The request →
Omit all pictures and give the records below again exactly as written.

[Dataset records]
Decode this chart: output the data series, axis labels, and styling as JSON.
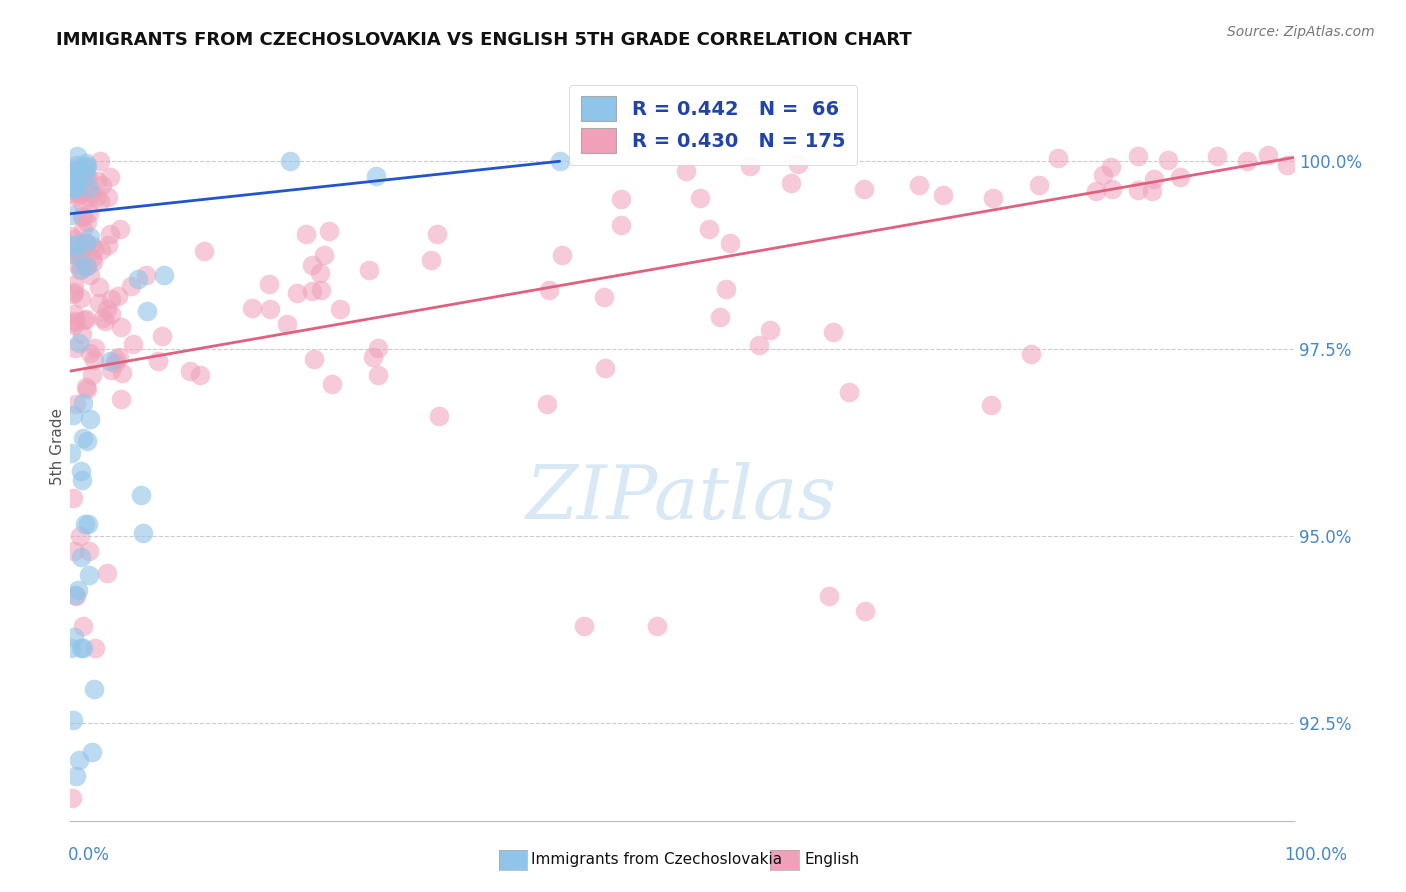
{
  "title": "IMMIGRANTS FROM CZECHOSLOVAKIA VS ENGLISH 5TH GRADE CORRELATION CHART",
  "source": "Source: ZipAtlas.com",
  "ylabel": "5th Grade",
  "ylabel_ticks": [
    92.5,
    95.0,
    97.5,
    100.0
  ],
  "ylabel_tick_labels": [
    "92.5%",
    "95.0%",
    "97.5%",
    "100.0%"
  ],
  "xmin": 0.0,
  "xmax": 100.0,
  "ymin": 91.2,
  "ymax": 101.2,
  "legend_blue_R": "0.442",
  "legend_blue_N": "66",
  "legend_pink_R": "0.430",
  "legend_pink_N": "175",
  "legend_label_blue": "Immigrants from Czechoslovakia",
  "legend_label_pink": "English",
  "blue_color": "#90C4E8",
  "pink_color": "#F0A0B8",
  "blue_line_color": "#2255CC",
  "pink_line_color": "#E06080",
  "watermark_text": "ZIPatlas",
  "watermark_color": "#D8E8F4",
  "blue_line_x0": 0.0,
  "blue_line_y0": 99.3,
  "blue_line_x1": 40.0,
  "blue_line_y1": 100.0,
  "pink_line_x0": 0.0,
  "pink_line_y0": 97.2,
  "pink_line_x1": 100.0,
  "pink_line_y1": 100.05
}
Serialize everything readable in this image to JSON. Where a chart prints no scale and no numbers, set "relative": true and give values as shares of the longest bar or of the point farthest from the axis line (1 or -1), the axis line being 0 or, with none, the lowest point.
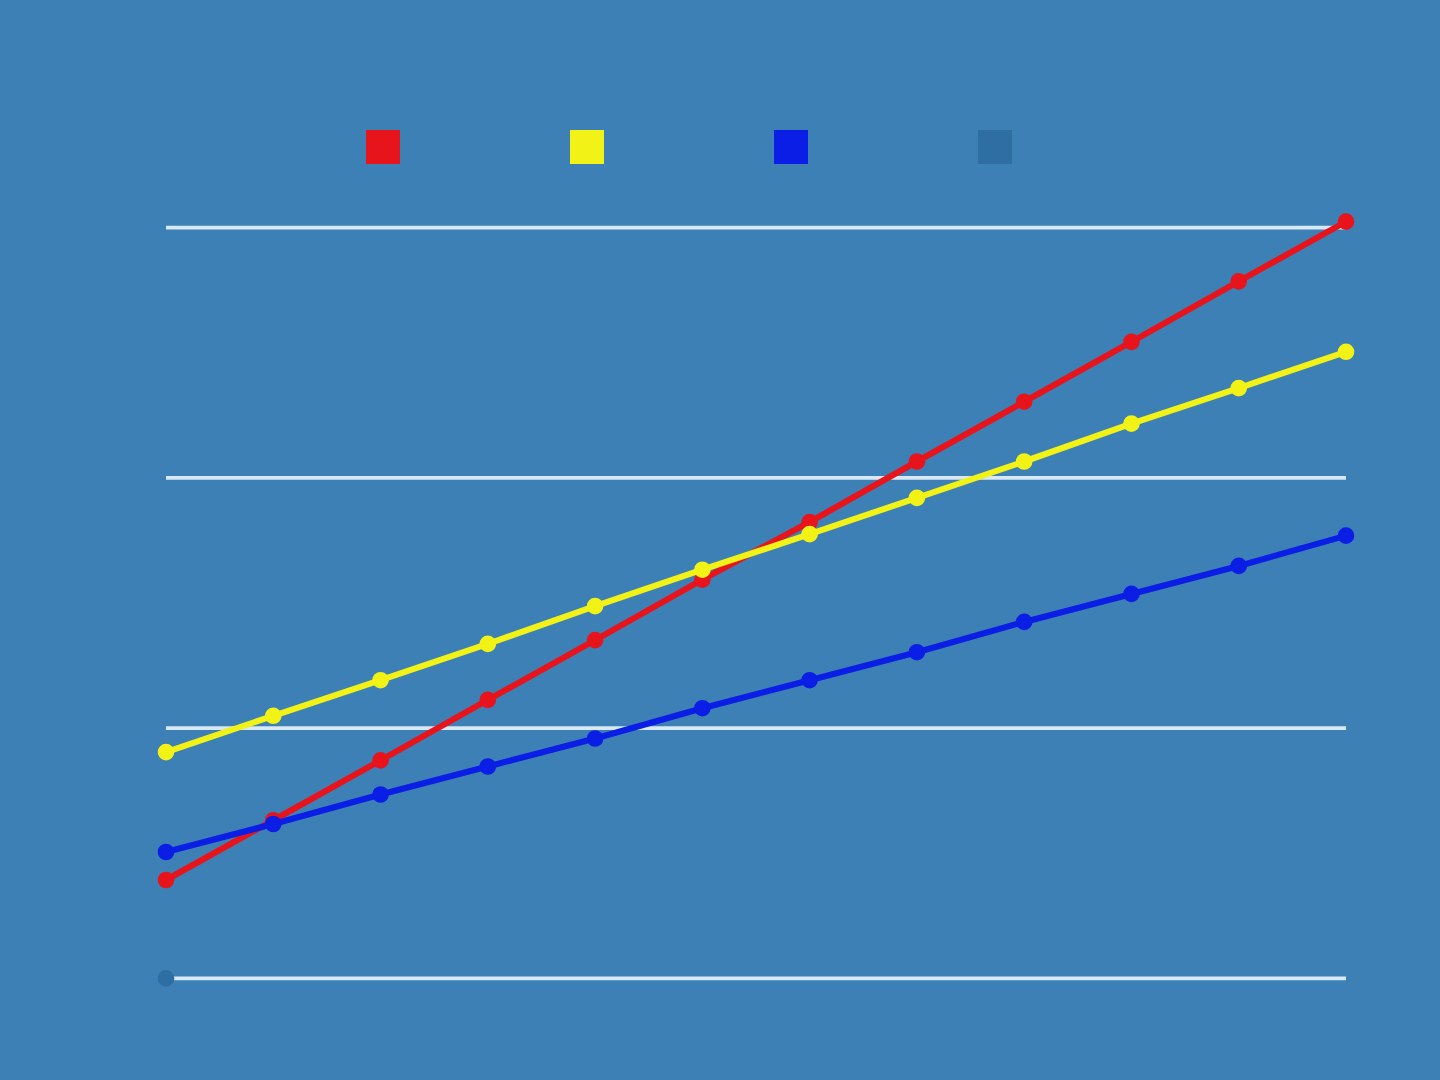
{
  "chart_data": {
    "type": "line",
    "relative": true,
    "categories": [
      null,
      null,
      null,
      null,
      null,
      null,
      null,
      null,
      null,
      null,
      null,
      null
    ],
    "series": [
      {
        "color": "#e8141c",
        "values": [
          0.13,
          0.209,
          0.288,
          0.368,
          0.447,
          0.527,
          0.603,
          0.683,
          0.762,
          0.841,
          0.921,
          1.0
        ]
      },
      {
        "color": "#f2f216",
        "values": [
          0.299,
          0.347,
          0.394,
          0.442,
          0.492,
          0.54,
          0.587,
          0.635,
          0.683,
          0.733,
          0.78,
          0.828
        ]
      },
      {
        "color": "#0a1ee6",
        "values": [
          0.167,
          0.204,
          0.243,
          0.28,
          0.317,
          0.357,
          0.394,
          0.431,
          0.471,
          0.508,
          0.545,
          0.585
        ]
      },
      {
        "color": "#2e6ea3",
        "values": [
          0,
          null,
          null,
          null,
          null,
          null,
          null,
          null,
          null,
          null,
          null,
          null
        ]
      }
    ],
    "marker": "circle",
    "line_style": "solid",
    "grid": "y"
  }
}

Correct output →
Decode this chart: output the data series, axis labels, and styling as JSON.
{
  "title": "IMMIGRANTS FROM CZECHOSLOVAKIA VS ENGLISH 5TH GRADE CORRELATION CHART",
  "source": "Source: ZipAtlas.com",
  "ylabel": "5th Grade",
  "ylabel_ticks": [
    92.5,
    95.0,
    97.5,
    100.0
  ],
  "ylabel_tick_labels": [
    "92.5%",
    "95.0%",
    "97.5%",
    "100.0%"
  ],
  "xmin": 0.0,
  "xmax": 100.0,
  "ymin": 91.2,
  "ymax": 101.2,
  "legend_blue_R": "0.442",
  "legend_blue_N": "66",
  "legend_pink_R": "0.430",
  "legend_pink_N": "175",
  "legend_label_blue": "Immigrants from Czechoslovakia",
  "legend_label_pink": "English",
  "blue_color": "#90C4E8",
  "pink_color": "#F0A0B8",
  "blue_line_color": "#2255CC",
  "pink_line_color": "#E06080",
  "watermark_text": "ZIPatlas",
  "watermark_color": "#D8E8F4",
  "blue_line_x0": 0.0,
  "blue_line_y0": 99.3,
  "blue_line_x1": 40.0,
  "blue_line_y1": 100.0,
  "pink_line_x0": 0.0,
  "pink_line_y0": 97.2,
  "pink_line_x1": 100.0,
  "pink_line_y1": 100.05
}
Serialize everything readable in this image to JSON. Where a chart prints no scale and no numbers, set "relative": true and give values as shares of the longest bar or of the point farthest from the axis line (1 or -1), the axis line being 0 or, with none, the lowest point.
{
  "chart_data": {
    "type": "line",
    "relative": true,
    "categories": [
      null,
      null,
      null,
      null,
      null,
      null,
      null,
      null,
      null,
      null,
      null,
      null
    ],
    "series": [
      {
        "color": "#e8141c",
        "values": [
          0.13,
          0.209,
          0.288,
          0.368,
          0.447,
          0.527,
          0.603,
          0.683,
          0.762,
          0.841,
          0.921,
          1.0
        ]
      },
      {
        "color": "#f2f216",
        "values": [
          0.299,
          0.347,
          0.394,
          0.442,
          0.492,
          0.54,
          0.587,
          0.635,
          0.683,
          0.733,
          0.78,
          0.828
        ]
      },
      {
        "color": "#0a1ee6",
        "values": [
          0.167,
          0.204,
          0.243,
          0.28,
          0.317,
          0.357,
          0.394,
          0.431,
          0.471,
          0.508,
          0.545,
          0.585
        ]
      },
      {
        "color": "#2e6ea3",
        "values": [
          0,
          null,
          null,
          null,
          null,
          null,
          null,
          null,
          null,
          null,
          null,
          null
        ]
      }
    ],
    "marker": "circle",
    "line_style": "solid",
    "grid": "y"
  }
}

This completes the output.